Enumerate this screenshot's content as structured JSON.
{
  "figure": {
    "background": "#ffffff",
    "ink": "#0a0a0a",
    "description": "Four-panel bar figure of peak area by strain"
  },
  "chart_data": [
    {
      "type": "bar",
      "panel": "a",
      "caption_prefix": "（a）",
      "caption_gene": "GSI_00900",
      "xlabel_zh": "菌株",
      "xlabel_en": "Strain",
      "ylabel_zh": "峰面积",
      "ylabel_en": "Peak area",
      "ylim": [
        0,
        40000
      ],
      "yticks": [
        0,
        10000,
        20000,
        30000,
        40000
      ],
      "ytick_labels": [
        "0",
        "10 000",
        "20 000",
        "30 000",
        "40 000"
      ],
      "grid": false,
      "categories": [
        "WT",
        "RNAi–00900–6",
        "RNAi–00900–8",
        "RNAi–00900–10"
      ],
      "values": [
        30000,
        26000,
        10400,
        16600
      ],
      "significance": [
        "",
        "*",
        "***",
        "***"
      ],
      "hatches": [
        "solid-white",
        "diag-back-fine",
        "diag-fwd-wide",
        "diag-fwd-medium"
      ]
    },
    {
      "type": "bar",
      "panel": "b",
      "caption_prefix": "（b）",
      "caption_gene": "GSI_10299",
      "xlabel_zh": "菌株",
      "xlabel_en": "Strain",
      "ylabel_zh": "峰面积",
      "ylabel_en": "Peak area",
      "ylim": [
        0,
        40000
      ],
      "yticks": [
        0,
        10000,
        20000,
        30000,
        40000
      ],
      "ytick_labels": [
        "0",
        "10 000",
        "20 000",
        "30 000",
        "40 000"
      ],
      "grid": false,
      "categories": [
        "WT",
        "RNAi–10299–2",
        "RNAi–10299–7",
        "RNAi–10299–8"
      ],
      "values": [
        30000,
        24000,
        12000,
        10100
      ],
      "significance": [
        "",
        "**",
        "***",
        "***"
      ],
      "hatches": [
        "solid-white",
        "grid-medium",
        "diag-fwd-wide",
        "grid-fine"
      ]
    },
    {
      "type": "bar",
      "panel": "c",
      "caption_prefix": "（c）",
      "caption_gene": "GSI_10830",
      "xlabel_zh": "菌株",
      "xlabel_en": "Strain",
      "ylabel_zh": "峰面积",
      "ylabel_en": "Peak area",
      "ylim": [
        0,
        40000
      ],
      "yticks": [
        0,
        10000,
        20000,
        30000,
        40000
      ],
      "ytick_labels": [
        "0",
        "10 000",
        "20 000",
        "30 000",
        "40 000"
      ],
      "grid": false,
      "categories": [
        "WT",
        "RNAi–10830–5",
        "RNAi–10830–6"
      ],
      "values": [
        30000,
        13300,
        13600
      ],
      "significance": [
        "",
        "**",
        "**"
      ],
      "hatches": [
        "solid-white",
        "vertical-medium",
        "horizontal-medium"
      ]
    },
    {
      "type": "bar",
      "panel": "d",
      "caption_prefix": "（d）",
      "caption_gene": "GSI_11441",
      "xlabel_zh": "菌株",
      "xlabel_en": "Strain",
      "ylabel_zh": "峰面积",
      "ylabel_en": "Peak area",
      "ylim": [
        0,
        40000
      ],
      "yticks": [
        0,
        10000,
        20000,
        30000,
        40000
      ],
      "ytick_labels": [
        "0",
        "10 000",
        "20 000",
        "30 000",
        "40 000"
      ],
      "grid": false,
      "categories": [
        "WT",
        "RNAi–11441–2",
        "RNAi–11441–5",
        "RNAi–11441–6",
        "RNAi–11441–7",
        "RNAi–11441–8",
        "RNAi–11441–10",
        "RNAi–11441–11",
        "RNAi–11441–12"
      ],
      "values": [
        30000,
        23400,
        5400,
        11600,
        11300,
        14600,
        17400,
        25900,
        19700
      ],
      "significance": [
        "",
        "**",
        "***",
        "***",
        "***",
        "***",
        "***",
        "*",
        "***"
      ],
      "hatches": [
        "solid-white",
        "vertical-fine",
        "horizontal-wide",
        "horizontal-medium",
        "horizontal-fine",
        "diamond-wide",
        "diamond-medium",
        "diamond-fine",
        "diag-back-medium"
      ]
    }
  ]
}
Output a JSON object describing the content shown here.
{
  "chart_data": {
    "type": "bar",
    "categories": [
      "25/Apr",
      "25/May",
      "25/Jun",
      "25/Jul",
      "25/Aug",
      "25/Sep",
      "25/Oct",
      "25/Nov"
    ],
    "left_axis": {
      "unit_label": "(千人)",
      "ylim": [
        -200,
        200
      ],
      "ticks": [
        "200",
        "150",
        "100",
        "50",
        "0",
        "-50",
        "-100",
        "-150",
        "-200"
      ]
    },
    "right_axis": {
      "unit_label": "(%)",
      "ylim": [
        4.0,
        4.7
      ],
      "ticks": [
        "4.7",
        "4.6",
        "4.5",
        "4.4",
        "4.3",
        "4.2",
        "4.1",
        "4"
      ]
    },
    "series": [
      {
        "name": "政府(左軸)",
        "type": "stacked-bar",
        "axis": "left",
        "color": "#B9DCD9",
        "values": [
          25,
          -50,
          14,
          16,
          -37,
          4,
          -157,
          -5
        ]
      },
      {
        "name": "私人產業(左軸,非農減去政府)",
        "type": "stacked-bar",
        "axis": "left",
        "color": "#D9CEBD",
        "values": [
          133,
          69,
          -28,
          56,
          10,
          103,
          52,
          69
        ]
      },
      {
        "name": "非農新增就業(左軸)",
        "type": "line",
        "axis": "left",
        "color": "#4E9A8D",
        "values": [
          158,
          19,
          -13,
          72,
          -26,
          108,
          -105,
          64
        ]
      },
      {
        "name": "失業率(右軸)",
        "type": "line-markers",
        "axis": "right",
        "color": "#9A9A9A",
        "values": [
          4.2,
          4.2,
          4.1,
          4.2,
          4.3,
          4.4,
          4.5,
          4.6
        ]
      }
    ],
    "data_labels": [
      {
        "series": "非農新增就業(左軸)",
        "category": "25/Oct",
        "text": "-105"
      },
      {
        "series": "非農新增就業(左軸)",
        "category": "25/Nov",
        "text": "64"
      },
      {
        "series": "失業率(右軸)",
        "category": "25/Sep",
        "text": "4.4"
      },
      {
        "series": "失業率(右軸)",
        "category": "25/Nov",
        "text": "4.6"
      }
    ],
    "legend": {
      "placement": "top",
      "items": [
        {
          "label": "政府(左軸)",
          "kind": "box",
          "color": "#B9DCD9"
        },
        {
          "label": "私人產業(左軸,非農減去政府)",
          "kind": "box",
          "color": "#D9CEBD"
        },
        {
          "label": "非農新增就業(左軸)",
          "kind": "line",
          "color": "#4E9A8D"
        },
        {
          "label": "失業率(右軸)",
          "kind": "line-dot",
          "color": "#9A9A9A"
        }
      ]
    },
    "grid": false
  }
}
--- --- ---
-- What you have to do --
Restate all of the entries exactly, please.

-- Task output --
Enumerate this screenshot's content as structured JSON.
{
  "figure": {
    "background": "#ffffff",
    "ink": "#0a0a0a",
    "description": "Four-panel bar figure of peak area by strain"
  },
  "chart_data": [
    {
      "type": "bar",
      "panel": "a",
      "caption_prefix": "（a）",
      "caption_gene": "GSI_00900",
      "xlabel_zh": "菌株",
      "xlabel_en": "Strain",
      "ylabel_zh": "峰面积",
      "ylabel_en": "Peak area",
      "ylim": [
        0,
        40000
      ],
      "yticks": [
        0,
        10000,
        20000,
        30000,
        40000
      ],
      "ytick_labels": [
        "0",
        "10 000",
        "20 000",
        "30 000",
        "40 000"
      ],
      "grid": false,
      "categories": [
        "WT",
        "RNAi–00900–6",
        "RNAi–00900–8",
        "RNAi–00900–10"
      ],
      "values": [
        30000,
        26000,
        10400,
        16600
      ],
      "significance": [
        "",
        "*",
        "***",
        "***"
      ],
      "hatches": [
        "solid-white",
        "diag-back-fine",
        "diag-fwd-wide",
        "diag-fwd-medium"
      ]
    },
    {
      "type": "bar",
      "panel": "b",
      "caption_prefix": "（b）",
      "caption_gene": "GSI_10299",
      "xlabel_zh": "菌株",
      "xlabel_en": "Strain",
      "ylabel_zh": "峰面积",
      "ylabel_en": "Peak area",
      "ylim": [
        0,
        40000
      ],
      "yticks": [
        0,
        10000,
        20000,
        30000,
        40000
      ],
      "ytick_labels": [
        "0",
        "10 000",
        "20 000",
        "30 000",
        "40 000"
      ],
      "grid": false,
      "categories": [
        "WT",
        "RNAi–10299–2",
        "RNAi–10299–7",
        "RNAi–10299–8"
      ],
      "values": [
        30000,
        24000,
        12000,
        10100
      ],
      "significance": [
        "",
        "**",
        "***",
        "***"
      ],
      "hatches": [
        "solid-white",
        "grid-medium",
        "diag-fwd-wide",
        "grid-fine"
      ]
    },
    {
      "type": "bar",
      "panel": "c",
      "caption_prefix": "（c）",
      "caption_gene": "GSI_10830",
      "xlabel_zh": "菌株",
      "xlabel_en": "Strain",
      "ylabel_zh": "峰面积",
      "ylabel_en": "Peak area",
      "ylim": [
        0,
        40000
      ],
      "yticks": [
        0,
        10000,
        20000,
        30000,
        40000
      ],
      "ytick_labels": [
        "0",
        "10 000",
        "20 000",
        "30 000",
        "40 000"
      ],
      "grid": false,
      "categories": [
        "WT",
        "RNAi–10830–5",
        "RNAi–10830–6"
      ],
      "values": [
        30000,
        13300,
        13600
      ],
      "significance": [
        "",
        "**",
        "**"
      ],
      "hatches": [
        "solid-white",
        "vertical-medium",
        "horizontal-medium"
      ]
    },
    {
      "type": "bar",
      "panel": "d",
      "caption_prefix": "（d）",
      "caption_gene": "GSI_11441",
      "xlabel_zh": "菌株",
      "xlabel_en": "Strain",
      "ylabel_zh": "峰面积",
      "ylabel_en": "Peak area",
      "ylim": [
        0,
        40000
      ],
      "yticks": [
        0,
        10000,
        20000,
        30000,
        40000
      ],
      "ytick_labels": [
        "0",
        "10 000",
        "20 000",
        "30 000",
        "40 000"
      ],
      "grid": false,
      "categories": [
        "WT",
        "RNAi–11441–2",
        "RNAi–11441–5",
        "RNAi–11441–6",
        "RNAi–11441–7",
        "RNAi–11441–8",
        "RNAi–11441–10",
        "RNAi–11441–11",
        "RNAi–11441–12"
      ],
      "values": [
        30000,
        23400,
        5400,
        11600,
        11300,
        14600,
        17400,
        25900,
        19700
      ],
      "significance": [
        "",
        "**",
        "***",
        "***",
        "***",
        "***",
        "***",
        "*",
        "***"
      ],
      "hatches": [
        "solid-white",
        "vertical-fine",
        "horizontal-wide",
        "horizontal-medium",
        "horizontal-fine",
        "diamond-wide",
        "diamond-medium",
        "diamond-fine",
        "diag-back-medium"
      ]
    }
  ]
}
Output a JSON object describing the content shown here.
{
  "chart_data": {
    "type": "bar",
    "categories": [
      "25/Apr",
      "25/May",
      "25/Jun",
      "25/Jul",
      "25/Aug",
      "25/Sep",
      "25/Oct",
      "25/Nov"
    ],
    "left_axis": {
      "unit_label": "(千人)",
      "ylim": [
        -200,
        200
      ],
      "ticks": [
        "200",
        "150",
        "100",
        "50",
        "0",
        "-50",
        "-100",
        "-150",
        "-200"
      ]
    },
    "right_axis": {
      "unit_label": "(%)",
      "ylim": [
        4.0,
        4.7
      ],
      "ticks": [
        "4.7",
        "4.6",
        "4.5",
        "4.4",
        "4.3",
        "4.2",
        "4.1",
        "4"
      ]
    },
    "series": [
      {
        "name": "政府(左軸)",
        "type": "stacked-bar",
        "axis": "left",
        "color": "#B9DCD9",
        "values": [
          25,
          -50,
          14,
          16,
          -37,
          4,
          -157,
          -5
        ]
      },
      {
        "name": "私人產業(左軸,非農減去政府)",
        "type": "stacked-bar",
        "axis": "left",
        "color": "#D9CEBD",
        "values": [
          133,
          69,
          -28,
          56,
          10,
          103,
          52,
          69
        ]
      },
      {
        "name": "非農新增就業(左軸)",
        "type": "line",
        "axis": "left",
        "color": "#4E9A8D",
        "values": [
          158,
          19,
          -13,
          72,
          -26,
          108,
          -105,
          64
        ]
      },
      {
        "name": "失業率(右軸)",
        "type": "line-markers",
        "axis": "right",
        "color": "#9A9A9A",
        "values": [
          4.2,
          4.2,
          4.1,
          4.2,
          4.3,
          4.4,
          4.5,
          4.6
        ]
      }
    ],
    "data_labels": [
      {
        "series": "非農新增就業(左軸)",
        "category": "25/Oct",
        "text": "-105"
      },
      {
        "series": "非農新增就業(左軸)",
        "category": "25/Nov",
        "text": "64"
      },
      {
        "series": "失業率(右軸)",
        "category": "25/Sep",
        "text": "4.4"
      },
      {
        "series": "失業率(右軸)",
        "category": "25/Nov",
        "text": "4.6"
      }
    ],
    "legend": {
      "placement": "top",
      "items": [
        {
          "label": "政府(左軸)",
          "kind": "box",
          "color": "#B9DCD9"
        },
        {
          "label": "私人產業(左軸,非農減去政府)",
          "kind": "box",
          "color": "#D9CEBD"
        },
        {
          "label": "非農新增就業(左軸)",
          "kind": "line",
          "color": "#4E9A8D"
        },
        {
          "label": "失業率(右軸)",
          "kind": "line-dot",
          "color": "#9A9A9A"
        }
      ]
    },
    "grid": false
  }
}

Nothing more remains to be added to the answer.